SHORT PROBLEM - Print each line exactly as it is given.

DATA SECTION -
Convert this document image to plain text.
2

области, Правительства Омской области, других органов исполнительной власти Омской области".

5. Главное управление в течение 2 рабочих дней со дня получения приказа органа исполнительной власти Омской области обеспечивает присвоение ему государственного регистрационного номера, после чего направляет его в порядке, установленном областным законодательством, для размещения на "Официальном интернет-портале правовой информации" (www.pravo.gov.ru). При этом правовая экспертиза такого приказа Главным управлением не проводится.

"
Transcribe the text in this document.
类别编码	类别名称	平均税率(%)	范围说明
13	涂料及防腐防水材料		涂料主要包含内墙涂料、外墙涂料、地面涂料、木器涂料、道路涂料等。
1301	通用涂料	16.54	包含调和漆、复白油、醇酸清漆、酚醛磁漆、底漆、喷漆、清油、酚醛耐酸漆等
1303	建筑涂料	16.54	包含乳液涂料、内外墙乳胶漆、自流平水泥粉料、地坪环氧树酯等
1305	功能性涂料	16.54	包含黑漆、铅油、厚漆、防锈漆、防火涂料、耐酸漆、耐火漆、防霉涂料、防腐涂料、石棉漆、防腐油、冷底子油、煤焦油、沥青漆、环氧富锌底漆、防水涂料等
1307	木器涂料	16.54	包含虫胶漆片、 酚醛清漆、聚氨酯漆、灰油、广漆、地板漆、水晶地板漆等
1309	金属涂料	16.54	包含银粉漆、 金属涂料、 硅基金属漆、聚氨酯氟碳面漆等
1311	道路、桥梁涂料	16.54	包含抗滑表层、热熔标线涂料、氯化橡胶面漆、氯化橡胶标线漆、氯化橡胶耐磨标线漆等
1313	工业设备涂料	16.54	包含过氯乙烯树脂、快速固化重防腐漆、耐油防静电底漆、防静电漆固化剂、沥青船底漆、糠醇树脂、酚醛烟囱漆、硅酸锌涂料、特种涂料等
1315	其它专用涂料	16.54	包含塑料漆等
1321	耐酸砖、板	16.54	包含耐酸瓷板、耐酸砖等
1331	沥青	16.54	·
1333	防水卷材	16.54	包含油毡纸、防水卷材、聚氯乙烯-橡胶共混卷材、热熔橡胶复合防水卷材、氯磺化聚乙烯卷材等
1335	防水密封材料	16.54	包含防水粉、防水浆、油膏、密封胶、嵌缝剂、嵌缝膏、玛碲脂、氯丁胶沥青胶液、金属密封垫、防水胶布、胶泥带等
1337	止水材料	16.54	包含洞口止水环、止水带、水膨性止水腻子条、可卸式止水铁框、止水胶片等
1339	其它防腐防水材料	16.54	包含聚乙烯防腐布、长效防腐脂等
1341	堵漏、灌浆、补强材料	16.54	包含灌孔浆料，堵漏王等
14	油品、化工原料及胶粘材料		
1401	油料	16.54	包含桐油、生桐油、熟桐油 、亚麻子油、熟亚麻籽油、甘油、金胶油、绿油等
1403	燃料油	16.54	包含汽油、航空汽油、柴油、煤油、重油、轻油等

IN RESPONSE -
Convert this document image to plain text.
2

области, Правительства Омской области, других органов исполнительной власти Омской области".

5. Главное управление в течение 2 рабочих дней со дня получения приказа органа исполнительной власти Омской области обеспечивает присвоение ему государственного регистрационного номера, после чего направляет его в порядке, установленном областным законодательством, для размещения на "Официальном интернет-портале правовой информации" (www.pravo.gov.ru). При этом правовая экспертиза такого приказа Главным управлением не проводится.

"
Transcribe the text in this document.
类别编码	类别名称	平均税率(%)	范围说明
13	涂料及防腐防水材料		涂料主要包含内墙涂料、外墙涂料、地面涂料、木器涂料、道路涂料等。
1301	通用涂料	16.54	包含调和漆、复白油、醇酸清漆、酚醛磁漆、底漆、喷漆、清油、酚醛耐酸漆等
1303	建筑涂料	16.54	包含乳液涂料、内外墙乳胶漆、自流平水泥粉料、地坪环氧树酯等
1305	功能性涂料	16.54	包含黑漆、铅油、厚漆、防锈漆、防火涂料、耐酸漆、耐火漆、防霉涂料、防腐涂料、石棉漆、防腐油、冷底子油、煤焦油、沥青漆、环氧富锌底漆、防水涂料等
1307	木器涂料	16.54	包含虫胶漆片、 酚醛清漆、聚氨酯漆、灰油、广漆、地板漆、水晶地板漆等
1309	金属涂料	16.54	包含银粉漆、 金属涂料、 硅基金属漆、聚氨酯氟碳面漆等
1311	道路、桥梁涂料	16.54	包含抗滑表层、热熔标线涂料、氯化橡胶面漆、氯化橡胶标线漆、氯化橡胶耐磨标线漆等
1313	工业设备涂料	16.54	包含过氯乙烯树脂、快速固化重防腐漆、耐油防静电底漆、防静电漆固化剂、沥青船底漆、糠醇树脂、酚醛烟囱漆、硅酸锌涂料、特种涂料等
1315	其它专用涂料	16.54	包含塑料漆等
1321	耐酸砖、板	16.54	包含耐酸瓷板、耐酸砖等
1331	沥青	16.54	·
1333	防水卷材	16.54	包含油毡纸、防水卷材、聚氯乙烯-橡胶共混卷材、热熔橡胶复合防水卷材、氯磺化聚乙烯卷材等
1335	防水密封材料	16.54	包含防水粉、防水浆、油膏、密封胶、嵌缝剂、嵌缝膏、玛碲脂、氯丁胶沥青胶液、金属密封垫、防水胶布、胶泥带等
1337	止水材料	16.54	包含洞口止水环、止水带、水膨性止水腻子条、可卸式止水铁框、止水胶片等
1339	其它防腐防水材料	16.54	包含聚乙烯防腐布、长效防腐脂等
1341	堵漏、灌浆、补强材料	16.54	包含灌孔浆料，堵漏王等
14	油品、化工原料及胶粘材料		
1401	油料	16.54	包含桐油、生桐油、熟桐油 、亚麻子油、熟亚麻籽油、甘油、金胶油、绿油等
1403	燃料油	16.54	包含汽油、航空汽油、柴油、煤油、重油、轻油等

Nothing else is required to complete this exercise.